[Excerpted data start]

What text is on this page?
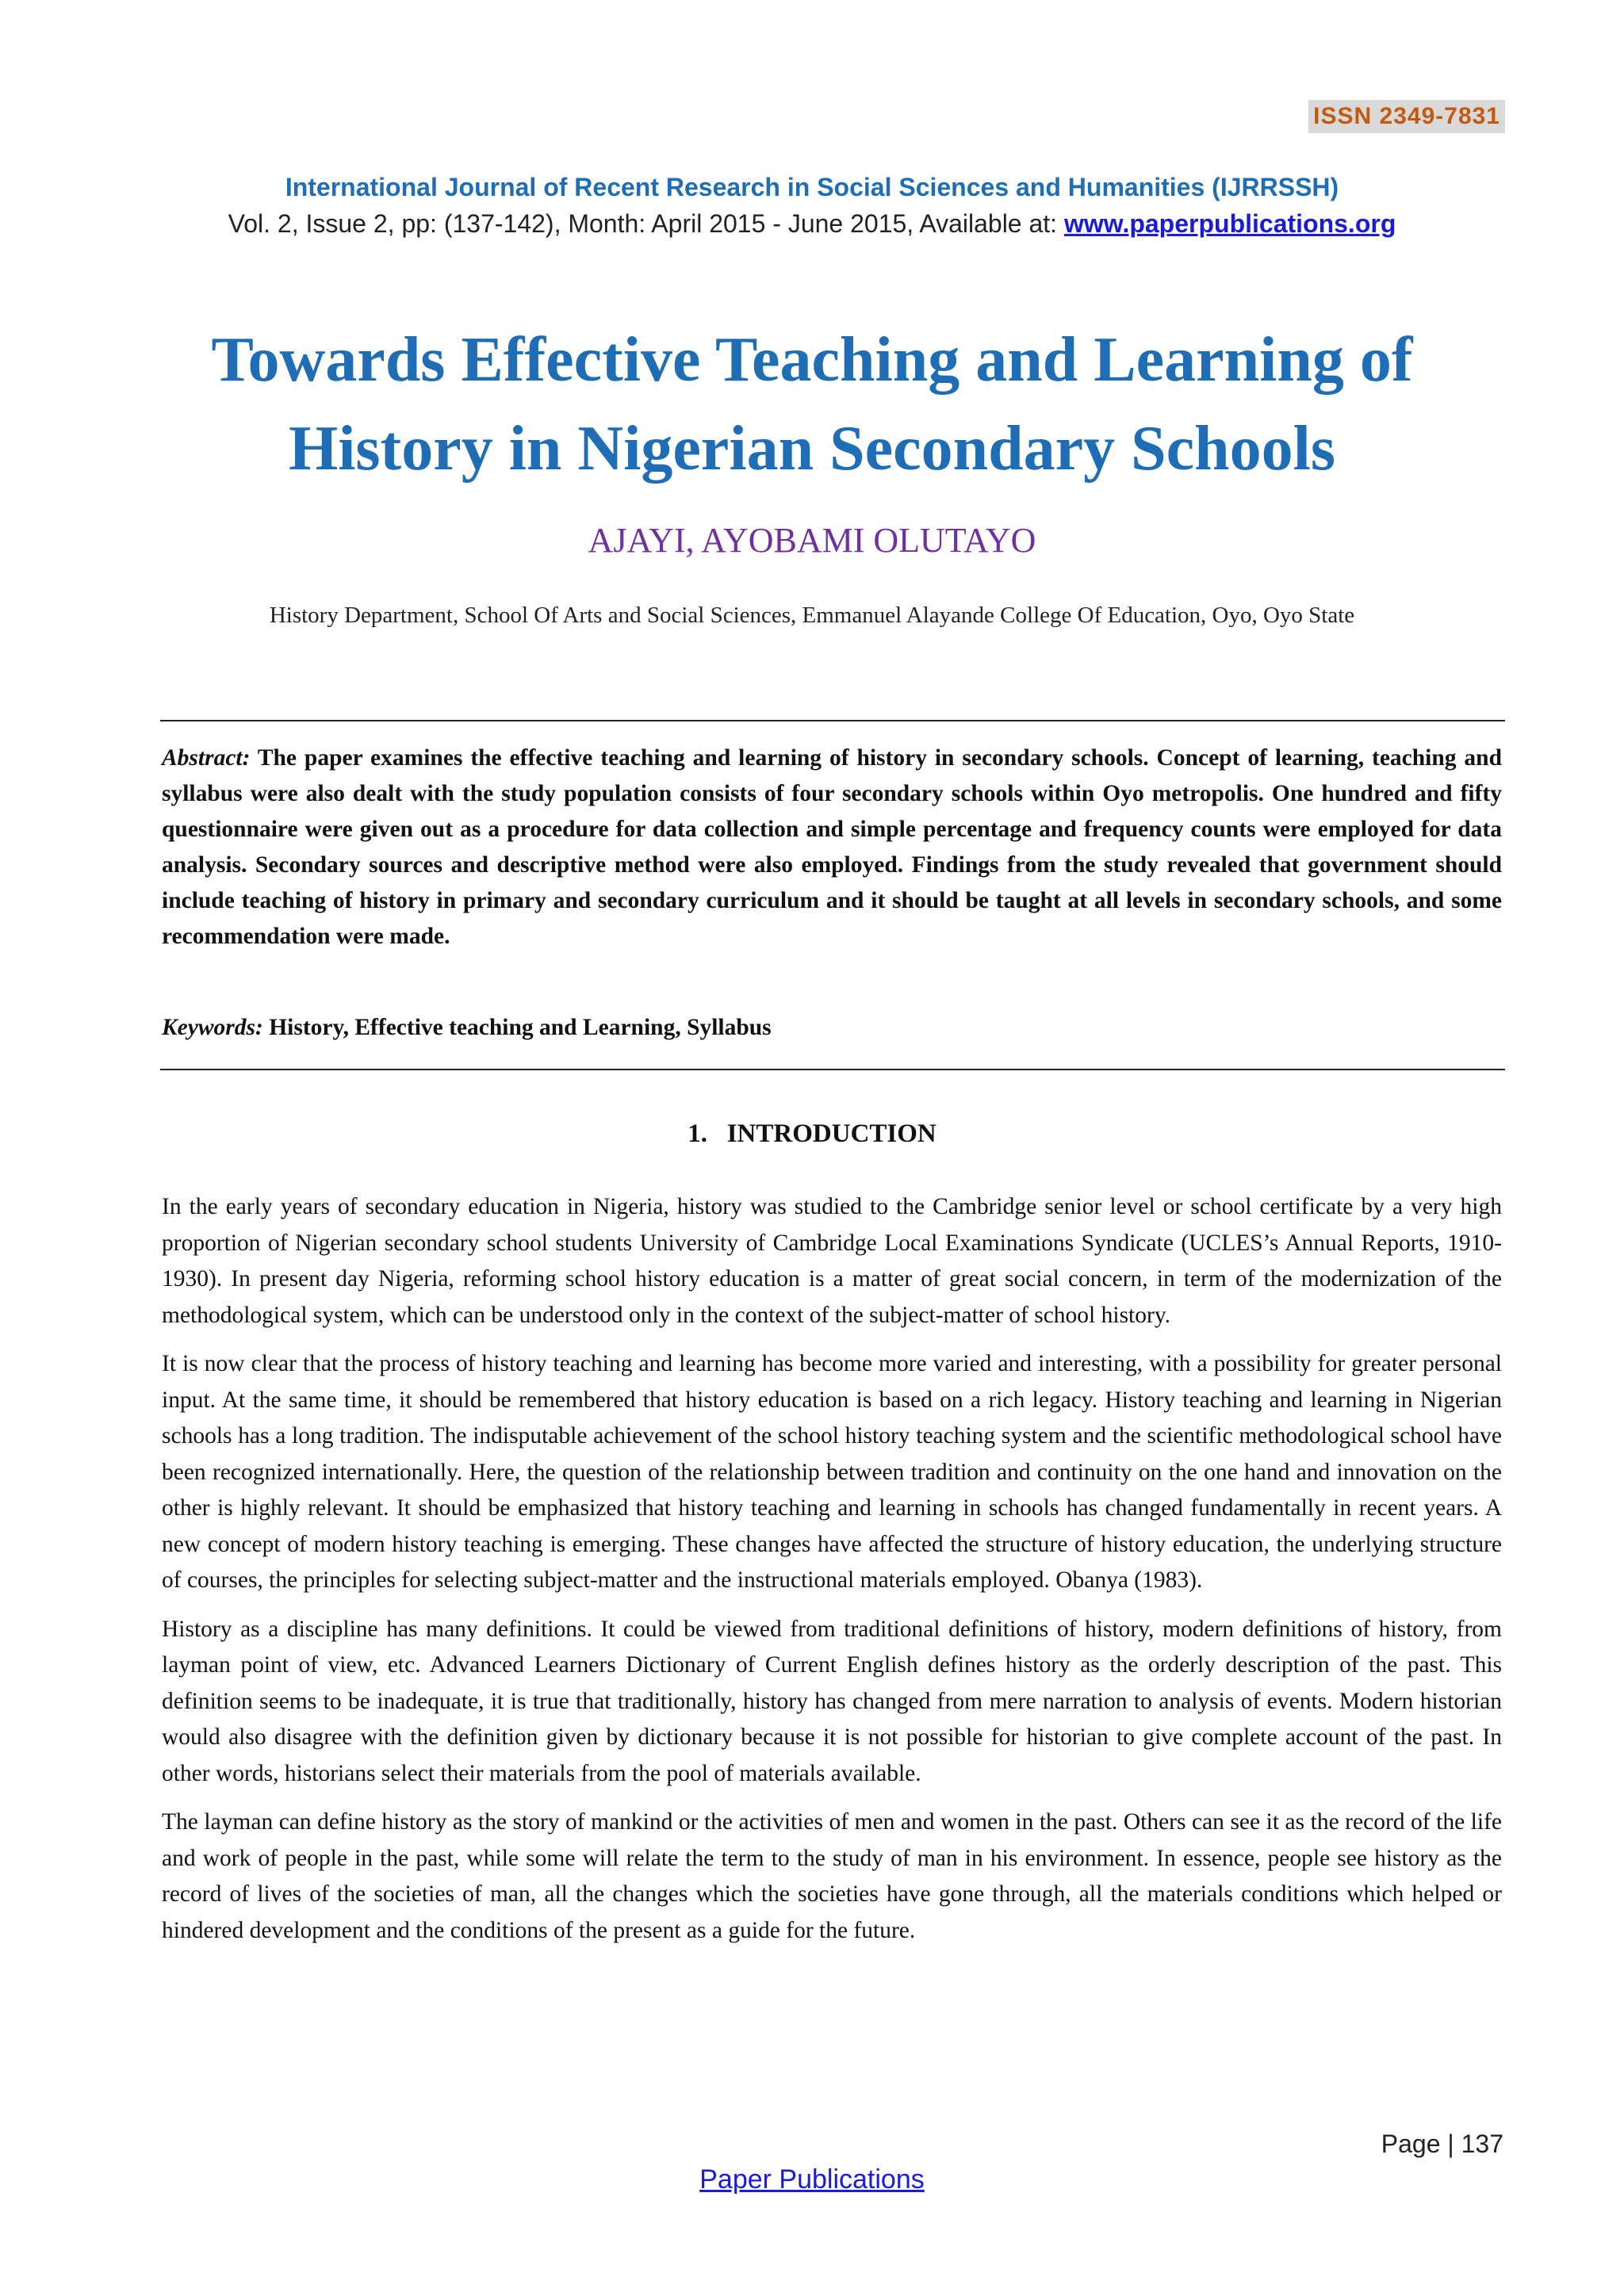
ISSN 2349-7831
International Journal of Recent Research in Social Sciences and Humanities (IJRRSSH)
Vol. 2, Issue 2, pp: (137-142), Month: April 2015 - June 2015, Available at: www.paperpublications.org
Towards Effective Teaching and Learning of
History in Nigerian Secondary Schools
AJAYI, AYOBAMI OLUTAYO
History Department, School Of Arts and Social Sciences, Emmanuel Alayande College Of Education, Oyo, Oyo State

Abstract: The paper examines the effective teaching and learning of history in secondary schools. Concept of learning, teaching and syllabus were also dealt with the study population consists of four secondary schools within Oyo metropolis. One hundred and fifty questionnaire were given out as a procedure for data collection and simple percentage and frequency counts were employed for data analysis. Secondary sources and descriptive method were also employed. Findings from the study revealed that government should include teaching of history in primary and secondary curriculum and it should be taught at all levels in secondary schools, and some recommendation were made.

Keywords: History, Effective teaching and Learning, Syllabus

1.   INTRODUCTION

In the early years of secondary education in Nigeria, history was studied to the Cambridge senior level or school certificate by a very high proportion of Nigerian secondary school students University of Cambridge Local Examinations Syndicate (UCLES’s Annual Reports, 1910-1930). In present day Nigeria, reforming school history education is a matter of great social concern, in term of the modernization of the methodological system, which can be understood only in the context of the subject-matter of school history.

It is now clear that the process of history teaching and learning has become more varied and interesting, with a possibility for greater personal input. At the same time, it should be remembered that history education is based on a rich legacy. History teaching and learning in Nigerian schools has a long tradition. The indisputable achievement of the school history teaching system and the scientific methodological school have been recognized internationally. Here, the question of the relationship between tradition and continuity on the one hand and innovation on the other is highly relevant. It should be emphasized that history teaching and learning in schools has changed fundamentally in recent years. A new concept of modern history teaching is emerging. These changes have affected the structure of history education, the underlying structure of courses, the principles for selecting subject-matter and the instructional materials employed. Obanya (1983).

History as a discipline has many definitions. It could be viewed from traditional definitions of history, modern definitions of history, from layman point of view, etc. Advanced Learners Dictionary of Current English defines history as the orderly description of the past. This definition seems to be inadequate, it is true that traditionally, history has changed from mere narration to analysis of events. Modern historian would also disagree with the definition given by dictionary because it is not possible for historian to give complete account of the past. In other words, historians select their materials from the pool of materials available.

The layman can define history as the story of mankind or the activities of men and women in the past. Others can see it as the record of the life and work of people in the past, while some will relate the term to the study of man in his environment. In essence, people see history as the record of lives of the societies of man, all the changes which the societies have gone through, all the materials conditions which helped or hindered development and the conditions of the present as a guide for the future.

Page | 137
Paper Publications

[Excerpted data end]
[Excerpted data start]

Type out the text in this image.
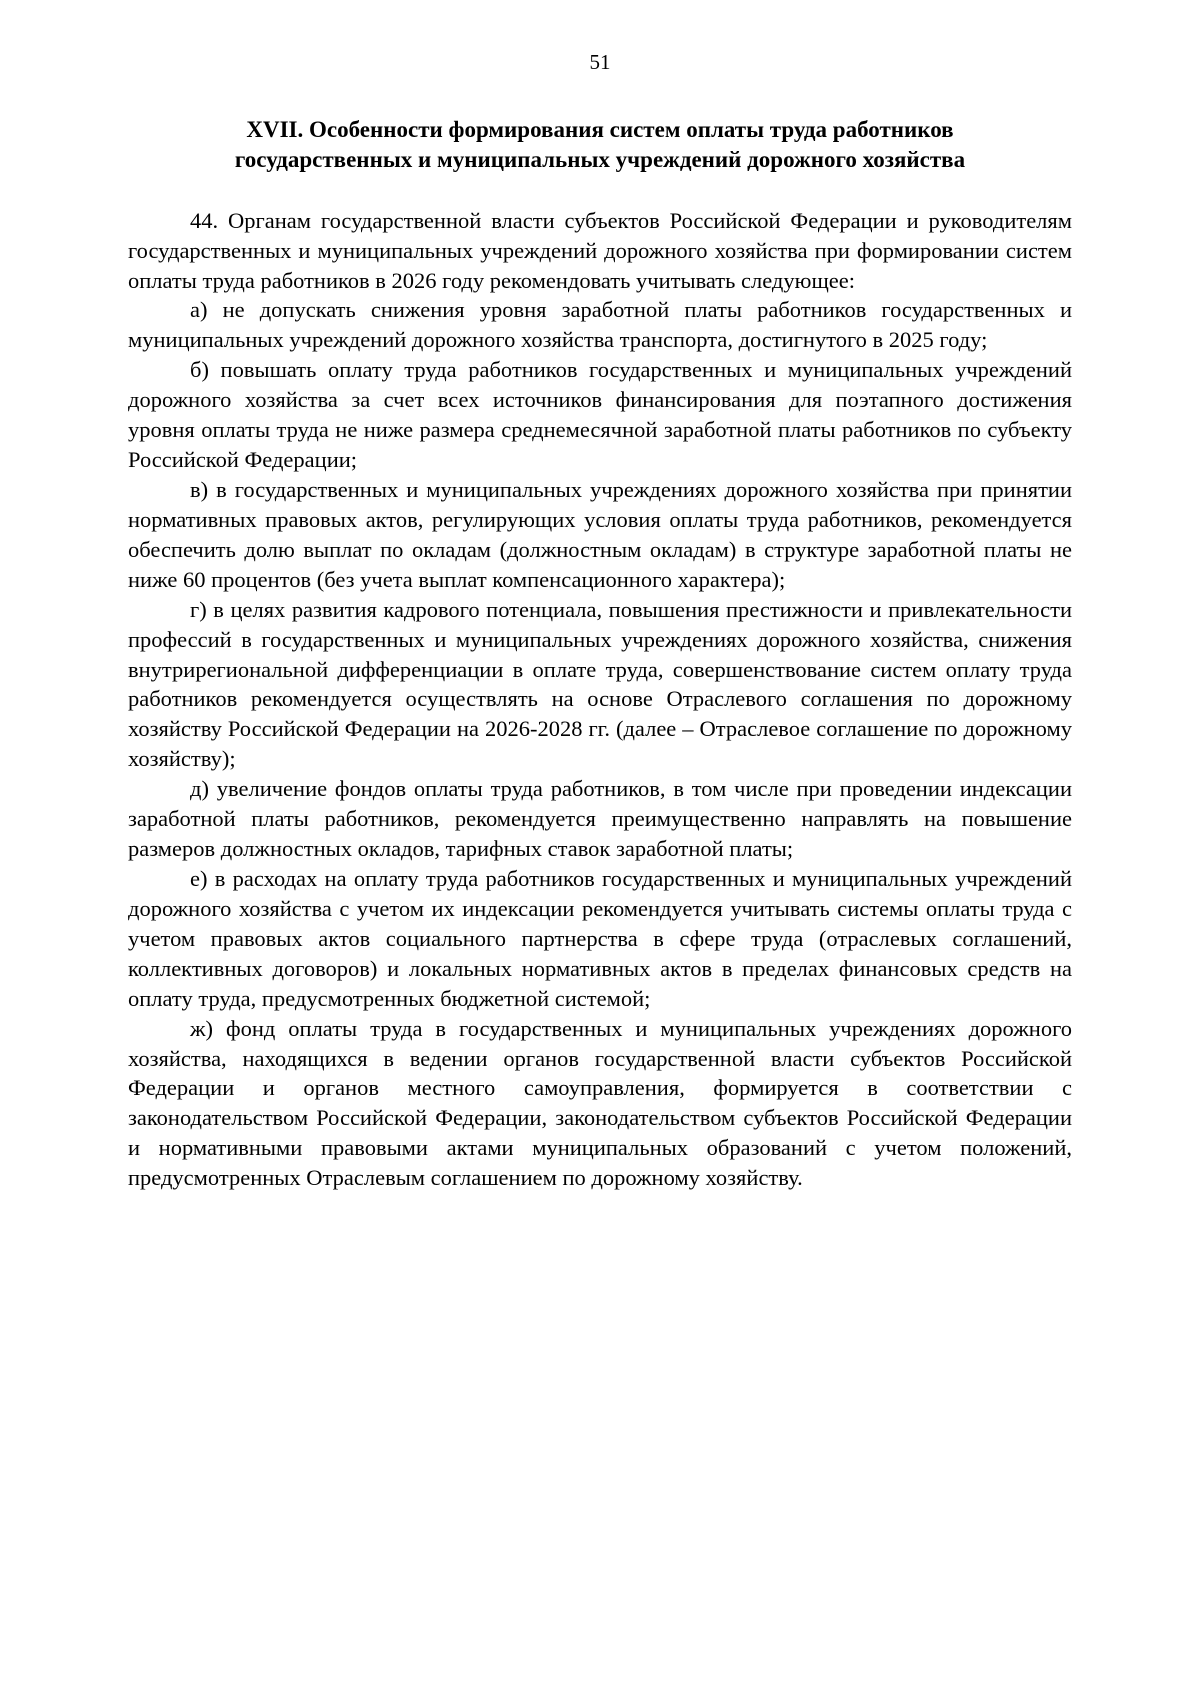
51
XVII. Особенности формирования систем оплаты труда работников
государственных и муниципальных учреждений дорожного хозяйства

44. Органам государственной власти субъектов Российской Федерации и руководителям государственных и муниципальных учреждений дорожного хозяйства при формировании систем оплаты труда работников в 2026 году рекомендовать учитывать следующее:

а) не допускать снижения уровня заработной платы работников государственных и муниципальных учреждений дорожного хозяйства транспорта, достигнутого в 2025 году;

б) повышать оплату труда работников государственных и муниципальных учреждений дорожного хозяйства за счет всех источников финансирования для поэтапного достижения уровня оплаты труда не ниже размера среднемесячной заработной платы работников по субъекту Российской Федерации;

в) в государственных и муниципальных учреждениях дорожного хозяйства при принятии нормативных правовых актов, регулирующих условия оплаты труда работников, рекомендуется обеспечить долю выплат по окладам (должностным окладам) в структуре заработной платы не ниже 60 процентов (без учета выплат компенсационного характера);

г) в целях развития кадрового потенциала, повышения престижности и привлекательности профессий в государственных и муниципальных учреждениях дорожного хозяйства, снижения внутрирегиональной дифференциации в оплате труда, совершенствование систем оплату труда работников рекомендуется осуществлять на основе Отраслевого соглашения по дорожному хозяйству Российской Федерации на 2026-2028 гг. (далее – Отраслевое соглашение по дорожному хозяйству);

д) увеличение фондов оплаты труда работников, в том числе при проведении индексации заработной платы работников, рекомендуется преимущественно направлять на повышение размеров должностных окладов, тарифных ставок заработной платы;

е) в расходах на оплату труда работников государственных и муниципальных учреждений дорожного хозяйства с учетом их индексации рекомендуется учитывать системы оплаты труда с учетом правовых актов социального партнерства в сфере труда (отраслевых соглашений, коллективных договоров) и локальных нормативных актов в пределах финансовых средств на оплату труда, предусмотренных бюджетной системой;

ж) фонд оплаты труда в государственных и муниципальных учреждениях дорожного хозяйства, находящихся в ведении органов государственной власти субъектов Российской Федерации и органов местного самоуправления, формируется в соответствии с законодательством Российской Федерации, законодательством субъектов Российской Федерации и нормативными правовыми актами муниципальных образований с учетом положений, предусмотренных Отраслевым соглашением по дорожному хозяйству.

[Excerpted data end]

- **Instructions to follow**: How many lines of the entries above hold the string "субъектов"? Reply with the number alone.

- **Written response**: 2